What is required: Reproduce word for word the portion of the Form 8-K excerpt that runs from "Management Change/Compensation (Form" down to "subsidiary of Parent.".

Excerpted passage:
EXACT Sciences Corporation

12/29/2025 | Press release | Distributed by Public on 12/29/2025 07:34

Management Change/Compensation (Form 8-K)

Item 5.02  Departure of Directors or Certain Officers; Election of Directors; Appointment of Certain Officers; Compensatory Arrangements of Certain Officers.

As previously announced, on November 19, 2025, Exact Sciences Corporation, a Delaware corporation ("Exact"), entered into an Agreement and Plan of Merger (the "Merger Agreement") with Abbott Laboratories, an Illinois corporation ("Parent"), and Badger Merger Sub I, Inc., a Delaware corporation and a direct, wholly owned subsidiary of Parent ("Merger Sub"), pursuant to which, among other things and subject to the conditions contained in the Merger Agreement, Merger Sub will merge with and into Exact, with Exact surviving as an indirect, wholly owned subsidiary of Parent.

To mitigate the potential impact of Sections 280G and 4999 of the Internal Revenue Code of 1986, as amended (the "Code"), on Exact and certain of its employees (including Exact's active named executive officers ("NEOs")), the Human Capital Committee of the Board of Directors of Exact, with the advice of Exact's Section 280G consultant, approved the following actions and Exact and each NEO entered into an Acceleration and Clawback Agreement on December 23, 2025 to effectuate such actions:

For each NEO, the acceleration of vesting and payment of each executive officer's fiscal year 2025 annual bonus that otherwise would be payable in 2026 ("Accelerated 2025 Annual Bonus"), other than any amounts that are subject to a prior deferral election, with performance for this purpose deemed to be 115% of the target level of performance; and

For each NEO, the acceleration of vesting and settlement of certain Exact restricted stock unit awards ("Exact RSU Awards") and/or Exact performance share unit awards ("Exact PSU Awards") that were granted prior to the date of the Merger Agreement, with Exact PSU Awards, as applicable, vesting based on (i) for Exact PSU Awards granted in 2023, 225% of the target level, (ii) for Exact PSU Awards granted in 2024, 104% of the target level, and (iii) for Exact PSU Awards granted in 2025, 218% of the target level.

Entries drawn from a collection
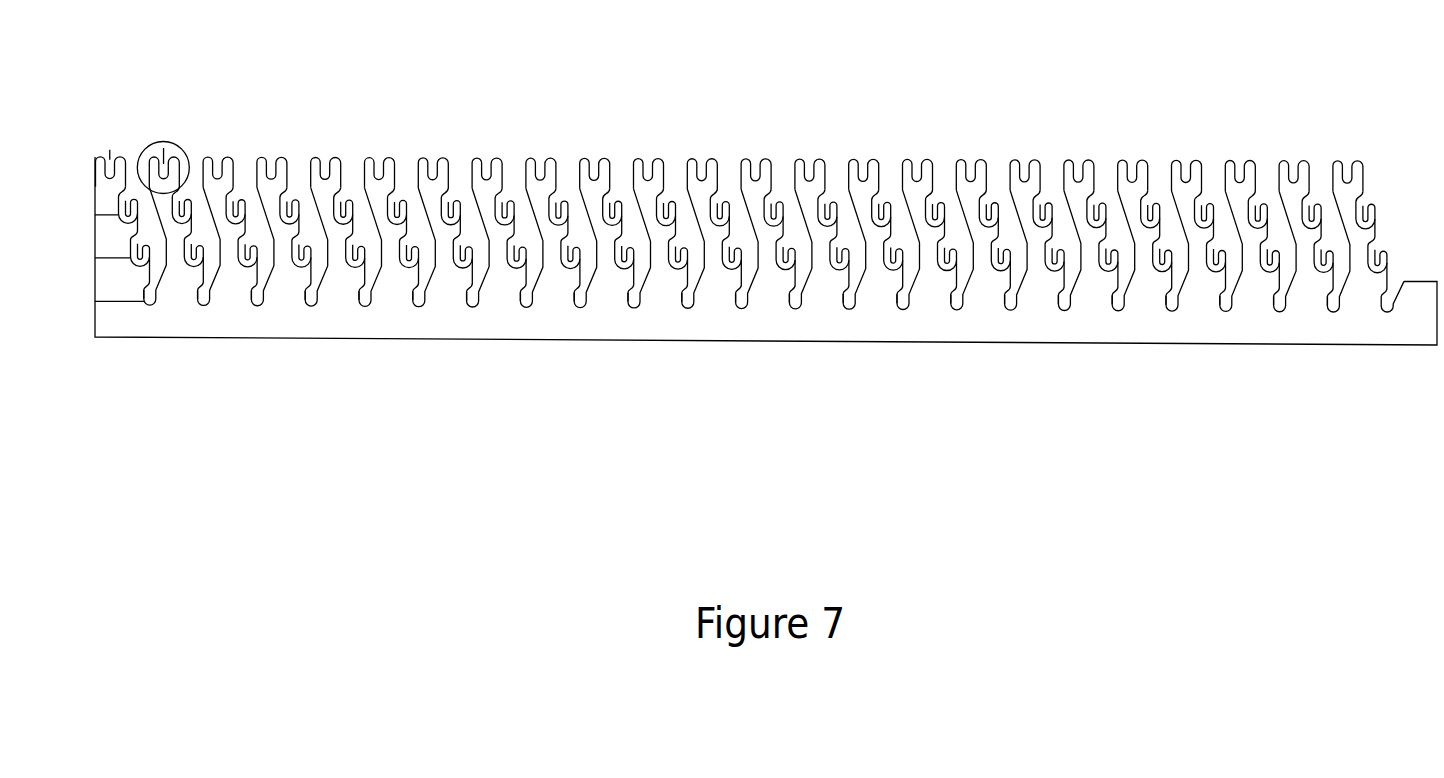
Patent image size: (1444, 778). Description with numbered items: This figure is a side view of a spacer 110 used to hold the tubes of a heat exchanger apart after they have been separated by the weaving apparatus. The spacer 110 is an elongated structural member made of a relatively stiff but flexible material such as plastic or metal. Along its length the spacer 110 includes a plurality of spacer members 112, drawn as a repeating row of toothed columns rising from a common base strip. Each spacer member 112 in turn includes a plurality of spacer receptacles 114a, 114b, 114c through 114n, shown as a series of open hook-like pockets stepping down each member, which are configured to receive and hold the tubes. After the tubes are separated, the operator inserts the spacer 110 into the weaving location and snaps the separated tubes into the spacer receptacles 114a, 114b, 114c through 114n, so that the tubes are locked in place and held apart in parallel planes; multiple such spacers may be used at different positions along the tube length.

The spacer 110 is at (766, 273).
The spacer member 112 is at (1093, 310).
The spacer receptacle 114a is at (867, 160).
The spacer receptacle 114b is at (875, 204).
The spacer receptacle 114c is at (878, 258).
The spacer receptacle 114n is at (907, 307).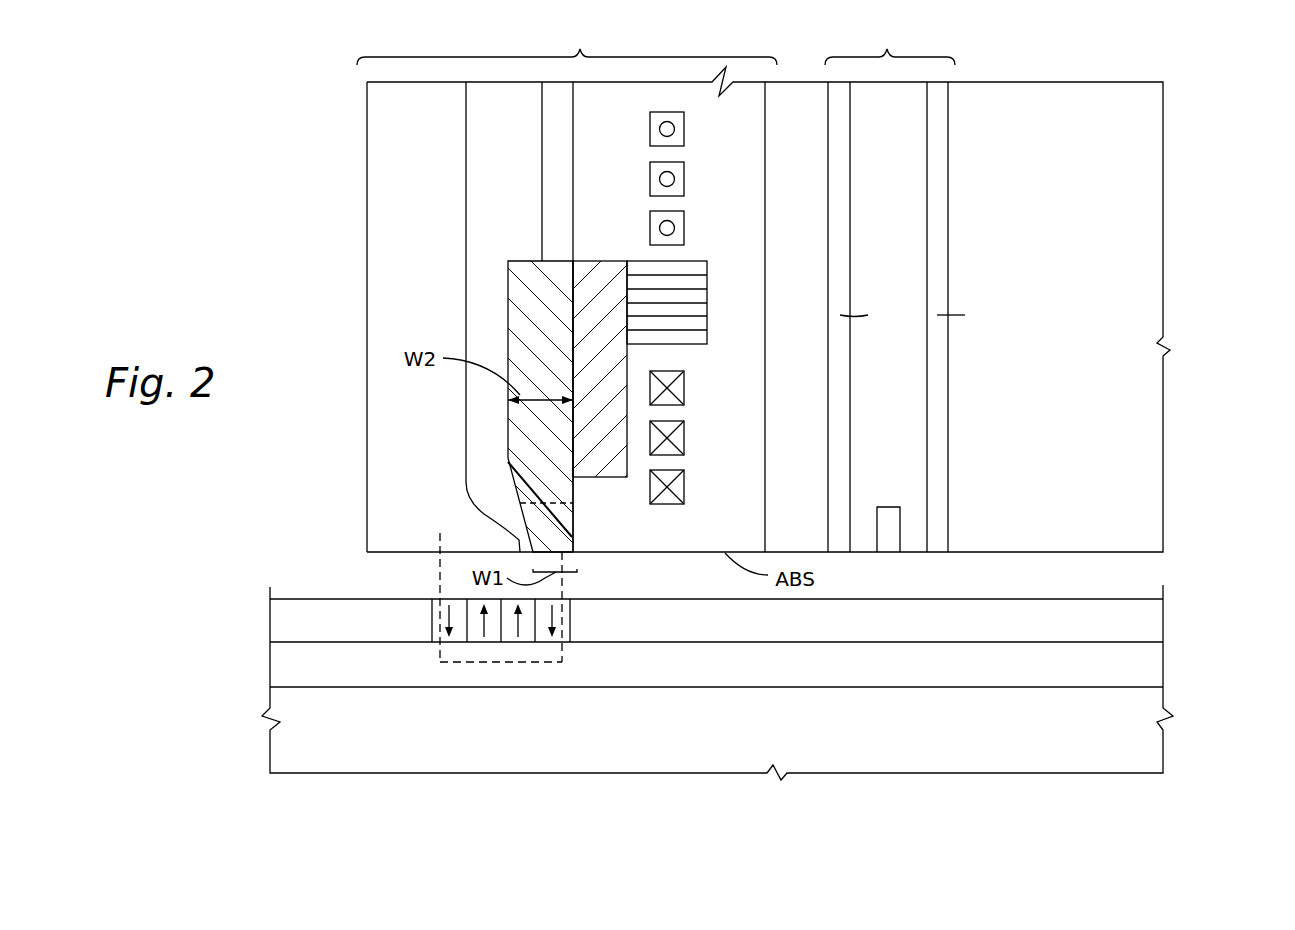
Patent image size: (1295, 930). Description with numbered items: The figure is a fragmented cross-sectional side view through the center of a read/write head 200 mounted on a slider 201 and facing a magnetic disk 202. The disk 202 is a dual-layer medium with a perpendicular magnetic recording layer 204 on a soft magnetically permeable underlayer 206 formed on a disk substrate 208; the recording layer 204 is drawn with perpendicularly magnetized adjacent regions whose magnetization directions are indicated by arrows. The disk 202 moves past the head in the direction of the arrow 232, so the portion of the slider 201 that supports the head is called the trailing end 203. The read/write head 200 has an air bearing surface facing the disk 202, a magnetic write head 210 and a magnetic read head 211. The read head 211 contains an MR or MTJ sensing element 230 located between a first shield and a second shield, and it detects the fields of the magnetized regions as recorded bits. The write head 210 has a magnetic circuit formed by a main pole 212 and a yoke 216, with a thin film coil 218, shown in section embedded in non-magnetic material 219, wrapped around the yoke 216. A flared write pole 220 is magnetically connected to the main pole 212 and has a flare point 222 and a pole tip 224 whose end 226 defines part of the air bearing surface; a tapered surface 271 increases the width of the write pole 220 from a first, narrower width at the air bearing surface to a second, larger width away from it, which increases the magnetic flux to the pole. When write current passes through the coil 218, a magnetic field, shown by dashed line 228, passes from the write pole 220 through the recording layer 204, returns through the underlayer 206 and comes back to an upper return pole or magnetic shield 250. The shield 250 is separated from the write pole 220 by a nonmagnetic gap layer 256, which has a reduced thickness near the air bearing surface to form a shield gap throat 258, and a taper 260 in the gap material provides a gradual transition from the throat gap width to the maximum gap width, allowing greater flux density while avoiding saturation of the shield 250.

The result:
Management Change/Compensation (Form 8-K)

Item 5.02  Departure of Directors or Certain Officers; Election of Directors; Appointment of Certain Officers; Compensatory Arrangements of Certain Officers.

As previously announced, on November 19, 2025, Exact Sciences Corporation, a Delaware corporation ("Exact"), entered into an Agreement and Plan of Merger (the "Merger Agreement") with Abbott Laboratories, an Illinois corporation ("Parent"), and Badger Merger Sub I, Inc., a Delaware corporation and a direct, wholly owned subsidiary of Parent ("Merger Sub"), pursuant to which, among other things and subject to the conditions contained in the Merger Agreement, Merger Sub will merge with and into Exact, with Exact surviving as an indirect, wholly owned subsidiary of Parent.